▸ **GIVEN EXERCISE**
In the entries below, find every line holding the string "JSON" and collect it.

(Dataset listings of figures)
##########

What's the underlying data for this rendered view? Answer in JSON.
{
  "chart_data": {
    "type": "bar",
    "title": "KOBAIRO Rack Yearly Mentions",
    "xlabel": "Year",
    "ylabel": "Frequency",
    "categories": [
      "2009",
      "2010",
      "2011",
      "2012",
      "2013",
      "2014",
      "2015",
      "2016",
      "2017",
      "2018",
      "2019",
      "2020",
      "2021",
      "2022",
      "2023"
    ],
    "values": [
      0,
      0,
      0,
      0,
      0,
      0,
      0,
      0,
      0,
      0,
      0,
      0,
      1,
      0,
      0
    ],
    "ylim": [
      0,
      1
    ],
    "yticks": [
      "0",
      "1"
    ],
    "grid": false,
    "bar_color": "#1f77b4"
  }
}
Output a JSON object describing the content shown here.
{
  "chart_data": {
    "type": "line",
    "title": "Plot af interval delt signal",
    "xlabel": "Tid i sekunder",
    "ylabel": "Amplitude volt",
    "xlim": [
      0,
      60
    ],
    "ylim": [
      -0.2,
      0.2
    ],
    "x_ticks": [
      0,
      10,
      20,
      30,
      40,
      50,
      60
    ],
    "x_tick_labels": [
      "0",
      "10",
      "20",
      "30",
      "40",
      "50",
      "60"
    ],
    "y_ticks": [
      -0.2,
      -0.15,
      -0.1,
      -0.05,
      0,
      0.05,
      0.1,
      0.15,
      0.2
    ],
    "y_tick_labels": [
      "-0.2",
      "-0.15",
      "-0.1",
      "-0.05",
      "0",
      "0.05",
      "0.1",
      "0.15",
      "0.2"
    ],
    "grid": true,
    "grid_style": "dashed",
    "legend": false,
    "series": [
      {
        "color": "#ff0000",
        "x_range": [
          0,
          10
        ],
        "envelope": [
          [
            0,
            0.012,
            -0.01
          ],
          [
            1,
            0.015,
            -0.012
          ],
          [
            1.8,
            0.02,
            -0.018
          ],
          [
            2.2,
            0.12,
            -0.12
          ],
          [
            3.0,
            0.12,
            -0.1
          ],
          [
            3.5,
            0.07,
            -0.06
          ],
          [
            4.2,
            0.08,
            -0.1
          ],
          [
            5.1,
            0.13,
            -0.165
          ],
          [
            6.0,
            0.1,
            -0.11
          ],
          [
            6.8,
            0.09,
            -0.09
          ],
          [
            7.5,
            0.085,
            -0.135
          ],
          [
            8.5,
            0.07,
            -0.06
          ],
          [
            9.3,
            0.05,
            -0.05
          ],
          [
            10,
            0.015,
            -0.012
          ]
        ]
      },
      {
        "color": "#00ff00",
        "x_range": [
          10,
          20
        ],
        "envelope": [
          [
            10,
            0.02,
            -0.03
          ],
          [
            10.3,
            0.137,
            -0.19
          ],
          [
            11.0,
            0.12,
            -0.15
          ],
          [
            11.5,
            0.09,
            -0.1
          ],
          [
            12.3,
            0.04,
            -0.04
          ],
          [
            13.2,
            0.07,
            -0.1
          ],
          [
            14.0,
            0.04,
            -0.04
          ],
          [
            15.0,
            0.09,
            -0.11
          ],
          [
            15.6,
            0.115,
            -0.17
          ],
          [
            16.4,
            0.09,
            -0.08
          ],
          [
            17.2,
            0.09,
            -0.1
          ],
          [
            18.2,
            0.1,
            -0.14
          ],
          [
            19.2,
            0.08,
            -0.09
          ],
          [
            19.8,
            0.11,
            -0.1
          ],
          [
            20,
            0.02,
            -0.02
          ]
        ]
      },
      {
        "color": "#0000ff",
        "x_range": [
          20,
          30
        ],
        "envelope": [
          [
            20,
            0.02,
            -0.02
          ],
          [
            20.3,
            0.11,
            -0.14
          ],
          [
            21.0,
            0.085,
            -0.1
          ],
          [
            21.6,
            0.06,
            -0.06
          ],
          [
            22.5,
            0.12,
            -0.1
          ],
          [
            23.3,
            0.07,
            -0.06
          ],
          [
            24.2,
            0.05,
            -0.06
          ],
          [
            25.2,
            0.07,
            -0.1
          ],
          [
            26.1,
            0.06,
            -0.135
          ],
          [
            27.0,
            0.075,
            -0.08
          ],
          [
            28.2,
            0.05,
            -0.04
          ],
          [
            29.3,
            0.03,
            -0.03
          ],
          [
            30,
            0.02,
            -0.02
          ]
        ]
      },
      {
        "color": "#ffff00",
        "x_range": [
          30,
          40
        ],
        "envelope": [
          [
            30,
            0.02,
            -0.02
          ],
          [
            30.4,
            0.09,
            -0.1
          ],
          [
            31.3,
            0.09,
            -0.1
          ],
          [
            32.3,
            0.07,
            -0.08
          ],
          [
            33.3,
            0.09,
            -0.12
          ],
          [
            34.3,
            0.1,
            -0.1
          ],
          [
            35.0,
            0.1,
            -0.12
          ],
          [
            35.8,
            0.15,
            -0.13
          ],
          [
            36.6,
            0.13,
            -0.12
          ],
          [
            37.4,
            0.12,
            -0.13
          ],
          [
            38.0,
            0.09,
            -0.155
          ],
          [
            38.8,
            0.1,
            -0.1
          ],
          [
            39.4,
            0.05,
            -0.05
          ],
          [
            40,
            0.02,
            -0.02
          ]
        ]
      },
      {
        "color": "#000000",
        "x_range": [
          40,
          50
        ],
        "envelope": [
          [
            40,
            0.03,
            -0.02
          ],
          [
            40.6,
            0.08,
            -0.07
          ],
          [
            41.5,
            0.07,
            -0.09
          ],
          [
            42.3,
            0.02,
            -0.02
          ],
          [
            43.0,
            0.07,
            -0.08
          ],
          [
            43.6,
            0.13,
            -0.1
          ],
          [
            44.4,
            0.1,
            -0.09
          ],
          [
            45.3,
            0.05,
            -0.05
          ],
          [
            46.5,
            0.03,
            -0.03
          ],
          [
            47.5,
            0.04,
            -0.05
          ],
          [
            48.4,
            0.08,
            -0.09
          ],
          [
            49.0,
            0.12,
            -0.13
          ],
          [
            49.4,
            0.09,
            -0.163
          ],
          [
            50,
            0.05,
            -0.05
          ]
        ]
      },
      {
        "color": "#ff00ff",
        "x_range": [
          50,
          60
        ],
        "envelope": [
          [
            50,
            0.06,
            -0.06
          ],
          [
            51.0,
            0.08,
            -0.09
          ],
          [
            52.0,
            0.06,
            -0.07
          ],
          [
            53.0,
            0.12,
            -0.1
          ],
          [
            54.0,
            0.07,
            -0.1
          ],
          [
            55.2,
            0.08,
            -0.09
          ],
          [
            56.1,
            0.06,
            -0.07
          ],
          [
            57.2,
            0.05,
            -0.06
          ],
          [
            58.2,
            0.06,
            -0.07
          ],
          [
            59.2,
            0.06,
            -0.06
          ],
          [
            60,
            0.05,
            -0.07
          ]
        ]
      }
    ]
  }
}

##########

▸ **THE RESPONSE**
What's the underlying data for this rendered view? Answer in JSON.
Output a JSON object describing the content shown here.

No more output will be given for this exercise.